Task description:
Reproduce the entries in full, with no changes.

===== Stored records

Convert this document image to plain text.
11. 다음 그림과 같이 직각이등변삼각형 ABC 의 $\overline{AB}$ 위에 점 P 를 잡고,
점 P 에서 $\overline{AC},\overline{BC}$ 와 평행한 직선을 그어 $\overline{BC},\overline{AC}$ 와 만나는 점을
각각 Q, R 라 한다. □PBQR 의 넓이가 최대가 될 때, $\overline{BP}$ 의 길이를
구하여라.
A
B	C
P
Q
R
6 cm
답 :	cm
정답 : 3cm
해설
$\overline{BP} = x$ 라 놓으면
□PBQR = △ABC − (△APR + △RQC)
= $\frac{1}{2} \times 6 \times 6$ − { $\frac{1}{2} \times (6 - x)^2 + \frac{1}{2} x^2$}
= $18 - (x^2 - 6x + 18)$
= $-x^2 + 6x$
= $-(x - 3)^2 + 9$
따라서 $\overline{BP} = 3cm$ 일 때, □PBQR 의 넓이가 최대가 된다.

==========

Result below:
Convert this document image to plain text.
11. 다음 그림과 같이 직각이등변삼각형 ABC 의 $\overline{AB}$ 위에 점 P 를 잡고,
점 P 에서 $\overline{AC},\overline{BC}$ 와 평행한 직선을 그어 $\overline{BC},\overline{AC}$ 와 만나는 점을
각각 Q, R 라 한다. □PBQR 의 넓이가 최대가 될 때, $\overline{BP}$ 의 길이를
구하여라.
A
B	C
P
Q
R
6 cm
답 :	cm
정답 : 3cm
해설
$\overline{BP} = x$ 라 놓으면
□PBQR = △ABC − (△APR + △RQC)
= $\frac{1}{2} \times 6 \times 6$ − { $\frac{1}{2} \times (6 - x)^2 + \frac{1}{2} x^2$}
= $18 - (x^2 - 6x + 18)$
= $-x^2 + 6x$
= $-(x - 3)^2 + 9$
따라서 $\overline{BP} = 3cm$ 일 때, □PBQR 의 넓이가 최대가 된다.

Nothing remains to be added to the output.